→ **Task details**: Using the records below, give the number of lines where the word "xlabel" appears, with no further output.

• • • • • • •

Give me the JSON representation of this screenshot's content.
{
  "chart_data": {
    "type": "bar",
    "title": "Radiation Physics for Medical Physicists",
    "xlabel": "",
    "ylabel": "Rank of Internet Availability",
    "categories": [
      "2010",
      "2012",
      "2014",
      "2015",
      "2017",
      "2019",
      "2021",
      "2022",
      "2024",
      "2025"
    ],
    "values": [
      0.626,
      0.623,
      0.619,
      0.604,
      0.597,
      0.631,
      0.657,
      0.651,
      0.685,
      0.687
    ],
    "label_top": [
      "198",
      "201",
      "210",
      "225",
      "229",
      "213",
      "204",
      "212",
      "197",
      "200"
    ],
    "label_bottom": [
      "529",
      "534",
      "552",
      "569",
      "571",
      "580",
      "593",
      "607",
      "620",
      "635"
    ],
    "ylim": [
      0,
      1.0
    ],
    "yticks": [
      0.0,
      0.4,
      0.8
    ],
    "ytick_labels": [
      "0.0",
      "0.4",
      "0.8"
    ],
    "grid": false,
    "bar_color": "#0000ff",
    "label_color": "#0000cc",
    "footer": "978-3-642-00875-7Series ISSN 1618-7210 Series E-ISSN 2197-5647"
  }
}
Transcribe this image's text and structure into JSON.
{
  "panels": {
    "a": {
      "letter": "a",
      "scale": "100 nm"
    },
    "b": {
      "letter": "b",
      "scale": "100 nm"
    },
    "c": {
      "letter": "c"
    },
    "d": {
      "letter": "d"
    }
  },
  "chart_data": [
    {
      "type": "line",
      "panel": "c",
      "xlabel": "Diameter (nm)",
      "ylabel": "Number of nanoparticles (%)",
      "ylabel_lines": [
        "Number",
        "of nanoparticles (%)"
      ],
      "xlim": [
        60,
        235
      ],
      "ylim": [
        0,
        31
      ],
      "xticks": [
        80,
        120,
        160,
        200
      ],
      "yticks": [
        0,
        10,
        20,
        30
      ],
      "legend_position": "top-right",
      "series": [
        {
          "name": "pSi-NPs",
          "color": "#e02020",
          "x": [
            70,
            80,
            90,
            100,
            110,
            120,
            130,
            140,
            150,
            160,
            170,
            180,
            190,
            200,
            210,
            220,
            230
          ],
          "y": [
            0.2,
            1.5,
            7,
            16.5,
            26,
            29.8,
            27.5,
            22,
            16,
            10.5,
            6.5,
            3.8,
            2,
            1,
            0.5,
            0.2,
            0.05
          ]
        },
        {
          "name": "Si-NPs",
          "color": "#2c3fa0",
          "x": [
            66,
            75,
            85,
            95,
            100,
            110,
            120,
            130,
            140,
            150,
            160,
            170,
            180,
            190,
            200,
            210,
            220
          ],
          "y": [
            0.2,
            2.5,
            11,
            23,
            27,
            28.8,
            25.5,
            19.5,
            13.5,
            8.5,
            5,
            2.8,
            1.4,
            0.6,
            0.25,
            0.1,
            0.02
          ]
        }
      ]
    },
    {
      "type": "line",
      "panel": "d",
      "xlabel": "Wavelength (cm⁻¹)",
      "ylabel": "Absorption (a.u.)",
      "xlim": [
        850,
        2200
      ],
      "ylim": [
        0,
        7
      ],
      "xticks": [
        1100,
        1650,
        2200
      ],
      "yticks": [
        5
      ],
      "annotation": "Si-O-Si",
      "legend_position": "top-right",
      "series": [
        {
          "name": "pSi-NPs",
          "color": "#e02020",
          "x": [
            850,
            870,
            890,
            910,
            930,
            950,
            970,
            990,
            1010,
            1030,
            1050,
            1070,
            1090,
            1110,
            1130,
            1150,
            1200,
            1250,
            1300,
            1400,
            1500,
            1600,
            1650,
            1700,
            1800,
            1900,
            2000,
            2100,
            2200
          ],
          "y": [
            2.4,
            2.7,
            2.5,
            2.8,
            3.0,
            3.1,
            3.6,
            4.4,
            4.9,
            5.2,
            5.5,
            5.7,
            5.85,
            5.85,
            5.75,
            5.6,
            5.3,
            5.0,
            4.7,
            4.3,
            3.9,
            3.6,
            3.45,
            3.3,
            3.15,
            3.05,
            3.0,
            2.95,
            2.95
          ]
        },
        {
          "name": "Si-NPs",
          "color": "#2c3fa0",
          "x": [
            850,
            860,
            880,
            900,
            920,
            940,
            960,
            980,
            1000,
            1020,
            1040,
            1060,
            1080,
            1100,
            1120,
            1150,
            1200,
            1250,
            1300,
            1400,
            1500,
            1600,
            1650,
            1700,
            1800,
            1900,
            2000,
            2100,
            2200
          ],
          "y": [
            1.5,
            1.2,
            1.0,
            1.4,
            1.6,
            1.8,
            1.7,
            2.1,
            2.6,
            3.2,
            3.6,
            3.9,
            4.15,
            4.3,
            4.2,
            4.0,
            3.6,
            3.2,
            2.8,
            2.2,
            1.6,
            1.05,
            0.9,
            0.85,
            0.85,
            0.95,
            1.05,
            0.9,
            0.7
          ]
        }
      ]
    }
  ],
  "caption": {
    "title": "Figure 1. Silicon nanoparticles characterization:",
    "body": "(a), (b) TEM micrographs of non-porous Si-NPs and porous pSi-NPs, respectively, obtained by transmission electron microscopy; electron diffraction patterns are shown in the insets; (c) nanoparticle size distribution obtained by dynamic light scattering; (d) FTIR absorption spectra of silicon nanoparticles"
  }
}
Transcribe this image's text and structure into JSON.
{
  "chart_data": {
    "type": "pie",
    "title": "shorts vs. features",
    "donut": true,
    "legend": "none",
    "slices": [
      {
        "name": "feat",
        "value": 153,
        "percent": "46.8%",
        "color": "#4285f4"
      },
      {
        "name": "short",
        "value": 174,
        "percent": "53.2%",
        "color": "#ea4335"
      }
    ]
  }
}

• • • • • • •

→ **Answer in full**: 3